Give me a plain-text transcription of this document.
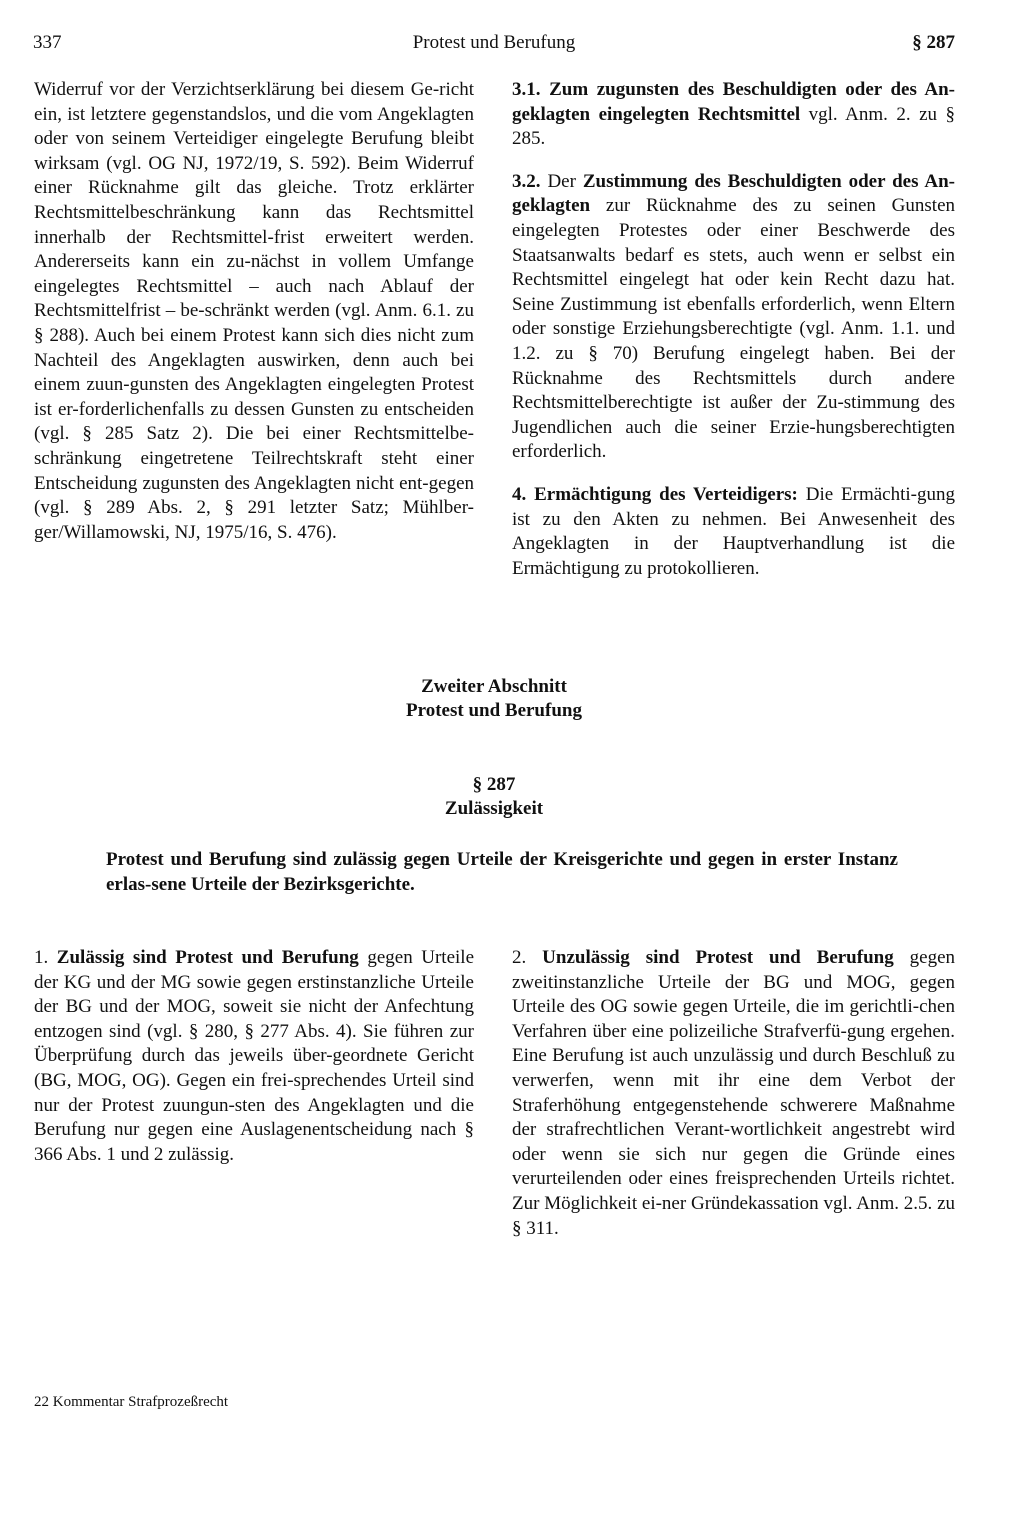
337	Protest und Berufung	§ 287

Widerruf vor der Verzichtserklärung bei diesem Ge-richt ein, ist letztere gegenstandslos, und die vom Angeklagten oder von seinem Verteidiger eingelegte Berufung bleibt wirksam (vgl. OG NJ, 1972/19, S. 592). Beim Widerruf einer Rücknahme gilt das gleiche. Trotz erklärter Rechtsmittelbeschränkung kann das Rechtsmittel innerhalb der Rechtsmittel-frist erweitert werden. Andererseits kann ein zu-nächst in vollem Umfange eingelegtes Rechtsmittel – auch nach Ablauf der Rechtsmittelfrist – be-schränkt werden (vgl. Anm. 6.1. zu § 288). Auch bei einem Protest kann sich dies nicht zum Nachteil des Angeklagten auswirken, denn auch bei einem zuun-gunsten des Angeklagten eingelegten Protest ist er-forderlichenfalls zu dessen Gunsten zu entscheiden (vgl. § 285 Satz 2). Die bei einer Rechtsmittelbe-schränkung eingetretene Teilrechtskraft steht einer Entscheidung zugunsten des Angeklagten nicht ent-gegen (vgl. § 289 Abs. 2, § 291 letzter Satz; Mühlber-ger/Willamowski, NJ, 1975/16, S. 476).

3.1. Zum zugunsten des Beschuldigten oder des An-geklagten eingelegten Rechtsmittel vgl. Anm. 2. zu § 285.

3.2. Der Zustimmung des Beschuldigten oder des An-geklagten zur Rücknahme des zu seinen Gunsten eingelegten Protestes oder einer Beschwerde des Staatsanwalts bedarf es stets, auch wenn er selbst ein Rechtsmittel eingelegt hat oder kein Recht dazu hat. Seine Zustimmung ist ebenfalls erforderlich, wenn Eltern oder sonstige Erziehungsberechtigte (vgl. Anm. 1.1. und 1.2. zu § 70) Berufung eingelegt haben. Bei der Rücknahme des Rechtsmittels durch andere Rechtsmittelberechtigte ist außer der Zu-stimmung des Jugendlichen auch die seiner Erzie-hungsberechtigten erforderlich.

4. Ermächtigung des Verteidigers: Die Ermächti-gung ist zu den Akten zu nehmen. Bei Anwesenheit des Angeklagten in der Hauptverhandlung ist die Ermächtigung zu protokollieren.

Zweiter Abschnitt
Protest und Berufung
§ 287
Zulässigkeit
Protest und Berufung sind zulässig gegen Urteile der Kreisgerichte und gegen in erster Instanz erlas-sene Urteile der Bezirksgerichte.

1. Zulässig sind Protest und Berufung gegen Urteile der KG und der MG sowie gegen erstinstanzliche Urteile der BG und der MOG, soweit sie nicht der Anfechtung entzogen sind (vgl. § 280, § 277 Abs. 4). Sie führen zur Überprüfung durch das jeweils über-geordnete Gericht (BG, MOG, OG). Gegen ein frei-sprechendes Urteil sind nur der Protest zuungun-sten des Angeklagten und die Berufung nur gegen eine Auslagenentscheidung nach § 366 Abs. 1 und 2 zulässig.

2. Unzulässig sind Protest und Berufung gegen zweitinstanzliche Urteile der BG und MOG, gegen Urteile des OG sowie gegen Urteile, die im gerichtli-chen Verfahren über eine polizeiliche Strafverfü-gung ergehen. Eine Berufung ist auch unzulässig und durch Beschluß zu verwerfen, wenn mit ihr eine dem Verbot der Straferhöhung entgegenstehende schwerere Maßnahme der strafrechtlichen Verant-wortlichkeit angestrebt wird oder wenn sie sich nur gegen die Gründe eines verurteilenden oder eines freisprechenden Urteils richtet. Zur Möglichkeit ei-ner Gründekassation vgl. Anm. 2.5. zu § 311.

22 Kommentar Strafprozeßrecht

═══

Exercise description:
Your task is to gather all lines from the entries above that hold the word "Angeklagten".

Written reply:
Widerruf vor der Verzichtserklärung bei diesem Ge-richt ein, ist letztere gegenstandslos, und die vom Angeklagten oder von seinem Verteidiger eingelegte Berufung bleibt wirksam (vgl. OG NJ, 1972/19, S. 592). Beim Widerruf einer Rücknahme gilt das gleiche. Trotz erklärter Rechtsmittelbeschränkung kann das Rechtsmittel innerhalb der Rechtsmittel-frist erweitert werden. Andererseits kann ein zu-nächst in vollem Umfange eingelegtes Rechtsmittel – auch nach Ablauf der Rechtsmittelfrist – be-schränkt werden (vgl. Anm. 6.1. zu § 288). Auch bei einem Protest kann sich dies nicht zum Nachteil des Angeklagten auswirken, denn auch bei einem zuun-gunsten des Angeklagten eingelegten Protest ist er-forderlichenfalls zu dessen Gunsten zu entscheiden (vgl. § 285 Satz 2). Die bei einer Rechtsmittelbe-schränkung eingetretene Teilrechtskraft steht einer Entscheidung zugunsten des Angeklagten nicht ent-gegen (vgl. § 289 Abs. 2, § 291 letzter Satz; Mühlber-ger/Willamowski, NJ, 1975/16, S. 476).
4. Ermächtigung des Verteidigers: Die Ermächti-gung ist zu den Akten zu nehmen. Bei Anwesenheit des Angeklagten in der Hauptverhandlung ist die Ermächtigung zu protokollieren.
1. Zulässig sind Protest und Berufung gegen Urteile der KG und der MG sowie gegen erstinstanzliche Urteile der BG und der MOG, soweit sie nicht der Anfechtung entzogen sind (vgl. § 280, § 277 Abs. 4). Sie führen zur Überprüfung durch das jeweils über-geordnete Gericht (BG, MOG, OG). Gegen ein frei-sprechendes Urteil sind nur der Protest zuungun-sten des Angeklagten und die Berufung nur gegen eine Auslagenentscheidung nach § 366 Abs. 1 und 2 zulässig.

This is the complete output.